— The request —
Copy all the entries word for word, but omit the pictures.
[START Listed records]
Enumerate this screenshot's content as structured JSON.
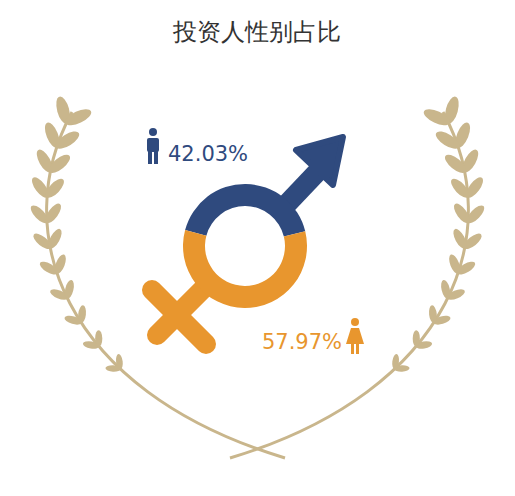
{
  "chart_data": {
    "type": "pie",
    "title": "投资人性别占比",
    "categories": [
      null,
      null
    ],
    "values": [
      42.03,
      57.97
    ],
    "value_labels": [
      "42.03%",
      "57.97%"
    ],
    "colors": [
      "#2f4a7e",
      "#e8962e"
    ],
    "data_labels": true
  }
}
[END Listed records]
— Exercise output —
Enumerate this screenshot's content as structured JSON.
{
  "chart_data": {
    "type": "pie",
    "title": "投资人性别占比",
    "categories": [
      null,
      null
    ],
    "values": [
      42.03,
      57.97
    ],
    "value_labels": [
      "42.03%",
      "57.97%"
    ],
    "colors": [
      "#2f4a7e",
      "#e8962e"
    ],
    "data_labels": true
  }
}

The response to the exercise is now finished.